Task set -
a: Answer these questions from the piece on Oracle and ZFS:
(i) On what date was illumos born?
(ii) When was Solaris 11 released?
(iii) What did OpenSolaris development require that the illumos project did not?
b: List every date in the piece on Oracle and ZFS that gives a specific day of the month.
c: Carry on writing the piece on Oracle, Solaris, and ZFS licensing from the point where it stops.

Excerpt provided -

☆ ☆ ☆ ☆ ☆ ☆ ☆

Oracle does not benefit from CDDLv1 ZFS anymore



To understand this we'll have to review a bit of history. ZFS was just part of OpenSolaris. Let's consider the original motivation at Sun to be enable them to keep proprietary drivers, how this aligns to Sun's old business model and then review Oracle's current business model for "Solaris", and obviously what remains from the OpenSolaris effort and how this can impact in any way Oracle's business.

First credit where due. Bryan credits Jonathan Schwartz for making it a priority to open source the operating system, he mentions that OpenSolaris started in January of 2005 when DTrace became the first of the system to be open sourced, and that the rest of the OS was open sourced in June 2005. Sun was bought out by Oracle in 2009, the acquisition closed on February 2010. Ben stayed at Oracle until July 25, 2010.
On August 3, 2010 illumos was born, not as a fork but rather an entirely open downstream repository of OpenSolaris with all the proprietary pieces rewritten from scratch or ported from BSD. On Friday August 13, 2010 however an internal memo was circulated by the new Solaris leadership to say that they will no longer distribute source code for the entirety of the Solaris Operating System in real-time as it is developed. It seems this was never publicly announced, and that updates just stopped on August 18th, 2010. Solaris 11 was released on November 9, 2011 and there was no source code released to go with it.

That marked the end of OpenSolaris...

Oracle decided to keep Solaris proprietary then, and they were able to do this as OpenSolaris development required copyright assignment. Although OpenSolaris died, the illumos project continued to chug on, independent of Oracle, with a striking difference, copyright assignment was not required. This means Oracle does not own copyright on the illumos project and its new innovations. Oracle cannot use illumos versions of ZFS unless they also release their own Oracle Solaris under the copyleft CDDLv1. Oracle Solaris cannot reap benefit of the illumos version of ZFS, unless they open source their own source code again, and the reason is that the little pieces of GPLv2 incompatibility require them to use the CDDLv1.

☆ ☆ ☆ ☆ ☆ ☆ ☆

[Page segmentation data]

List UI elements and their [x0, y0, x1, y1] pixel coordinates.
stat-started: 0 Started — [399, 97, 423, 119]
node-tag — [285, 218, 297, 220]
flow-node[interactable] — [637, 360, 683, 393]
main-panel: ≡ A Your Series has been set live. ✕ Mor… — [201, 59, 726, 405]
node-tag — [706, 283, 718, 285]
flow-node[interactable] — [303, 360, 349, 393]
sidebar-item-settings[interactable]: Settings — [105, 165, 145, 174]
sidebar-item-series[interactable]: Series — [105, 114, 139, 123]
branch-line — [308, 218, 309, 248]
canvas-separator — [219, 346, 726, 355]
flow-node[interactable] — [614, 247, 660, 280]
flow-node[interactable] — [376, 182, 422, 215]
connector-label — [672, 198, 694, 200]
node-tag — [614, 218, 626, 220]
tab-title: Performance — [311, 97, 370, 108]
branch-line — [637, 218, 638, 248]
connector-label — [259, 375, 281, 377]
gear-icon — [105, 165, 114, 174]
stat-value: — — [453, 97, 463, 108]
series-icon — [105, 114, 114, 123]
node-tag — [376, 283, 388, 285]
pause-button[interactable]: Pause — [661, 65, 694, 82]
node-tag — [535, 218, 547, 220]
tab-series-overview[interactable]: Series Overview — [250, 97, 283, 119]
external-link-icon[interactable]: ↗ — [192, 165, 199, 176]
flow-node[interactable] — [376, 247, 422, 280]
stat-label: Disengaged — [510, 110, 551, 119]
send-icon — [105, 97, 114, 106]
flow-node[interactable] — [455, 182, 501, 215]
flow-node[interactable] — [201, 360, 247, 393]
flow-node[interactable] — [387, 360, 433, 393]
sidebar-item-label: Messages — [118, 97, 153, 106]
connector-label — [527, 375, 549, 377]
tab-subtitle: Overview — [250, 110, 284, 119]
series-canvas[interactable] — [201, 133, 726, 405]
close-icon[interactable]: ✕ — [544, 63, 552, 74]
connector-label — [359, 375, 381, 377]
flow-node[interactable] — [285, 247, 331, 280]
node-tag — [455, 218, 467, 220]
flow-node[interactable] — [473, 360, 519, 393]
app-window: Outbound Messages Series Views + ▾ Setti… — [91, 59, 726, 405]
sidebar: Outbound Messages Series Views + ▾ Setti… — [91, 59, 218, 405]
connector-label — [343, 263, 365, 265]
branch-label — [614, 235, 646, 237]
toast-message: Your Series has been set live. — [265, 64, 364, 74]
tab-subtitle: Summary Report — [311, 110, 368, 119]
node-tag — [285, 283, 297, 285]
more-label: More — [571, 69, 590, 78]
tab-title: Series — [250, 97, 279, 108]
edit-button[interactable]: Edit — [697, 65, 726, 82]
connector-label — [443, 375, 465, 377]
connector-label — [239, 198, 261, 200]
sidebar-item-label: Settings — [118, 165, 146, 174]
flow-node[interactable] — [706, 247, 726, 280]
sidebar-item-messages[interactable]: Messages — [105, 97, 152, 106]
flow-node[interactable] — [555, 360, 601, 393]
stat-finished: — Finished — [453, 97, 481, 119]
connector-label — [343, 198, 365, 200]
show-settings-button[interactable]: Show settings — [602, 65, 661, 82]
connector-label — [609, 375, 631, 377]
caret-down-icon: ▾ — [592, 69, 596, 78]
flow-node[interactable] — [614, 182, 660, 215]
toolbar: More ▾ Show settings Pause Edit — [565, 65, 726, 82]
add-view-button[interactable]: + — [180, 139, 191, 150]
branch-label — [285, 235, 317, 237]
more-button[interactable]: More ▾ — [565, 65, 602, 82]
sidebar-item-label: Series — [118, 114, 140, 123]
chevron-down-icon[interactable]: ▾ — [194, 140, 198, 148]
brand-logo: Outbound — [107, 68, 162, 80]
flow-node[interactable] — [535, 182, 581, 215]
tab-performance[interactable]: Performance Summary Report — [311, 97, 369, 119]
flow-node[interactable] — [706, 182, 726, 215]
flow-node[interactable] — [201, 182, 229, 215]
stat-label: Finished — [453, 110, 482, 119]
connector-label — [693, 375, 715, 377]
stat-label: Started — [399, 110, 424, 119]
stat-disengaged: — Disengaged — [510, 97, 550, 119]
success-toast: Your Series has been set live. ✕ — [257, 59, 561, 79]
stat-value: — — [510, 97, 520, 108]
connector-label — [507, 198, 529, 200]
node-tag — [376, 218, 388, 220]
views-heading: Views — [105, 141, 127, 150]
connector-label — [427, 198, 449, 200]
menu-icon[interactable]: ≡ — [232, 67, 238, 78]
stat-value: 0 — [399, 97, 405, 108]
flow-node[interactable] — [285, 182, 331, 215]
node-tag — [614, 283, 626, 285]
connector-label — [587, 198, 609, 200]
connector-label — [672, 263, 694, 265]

☆ ☆ ☆ ☆ ☆ ☆ ☆

Answers to each task -
a:
(i) August 3, 2010
(ii) November 9, 2011
(iii) Copyright assignment

b:
- July 25, 2010
- August 3, 2010
- August 13, 2010
- August 18, 2010
- November 9, 2011

c:
illumos innovations can never be part of proprietary Oracle Solaris






illumos has seen critical innovations and bug fixes to ZFS, Dtrace, Zones and other core technologies. The real kernel architects behind ZFS have left Oracle, are not in favor or Oracle's idea to stop OpenSolaris, and have gone to great lengths to ensure that Oracle play by the archaic copyleft CDDLv1 license. Examples of a features added to illumos ZFS are SPA versioning that allows disjoint features from different vendors without requiring conflicting versions, UNMAP for STMF, allowing for better ZFS-backed ISCSI LUNs, getting estimates for ZFS send and receive. To top this all off, even if the Linux community made changes to ZFS to fix issues or add new innovations Oracle could not benefit from it. The BSD community would have contributed first to ZFS than the Linux community, but those contributions also could not be used by Oracle.

Why the ISC is a win for all



Are the old reasons for Sun to use CDDLv1, to enable proprietary drivers, still part of illumos' and the BSD community's own goals ? If not can someone confirm if the illumos or BSD community is forever stuck with the CDDLv1 ? If so would they be perfectly happy with that? Is the potential gain of contributing with the Linux community worthy enough for illumos to wish to want a relicense that would make things work for all parties involved ? What would it take for them to relicense? Does the illumos community really want Oracle to release Oracle Solaris under the CDDLv1 ? If Oracle wanted to upkeep the Oracle Solaris solution, help illumos collaborations on the Linux front, enable contributions on Linux to be usable even on proprietary Solaris solutions the ISC license would make a good middle ground for all parties involved. We did this with on the 802.11 front, it should easily apply as a reasonable compromise to ZFS as well, if parties really wanted a good middle ground.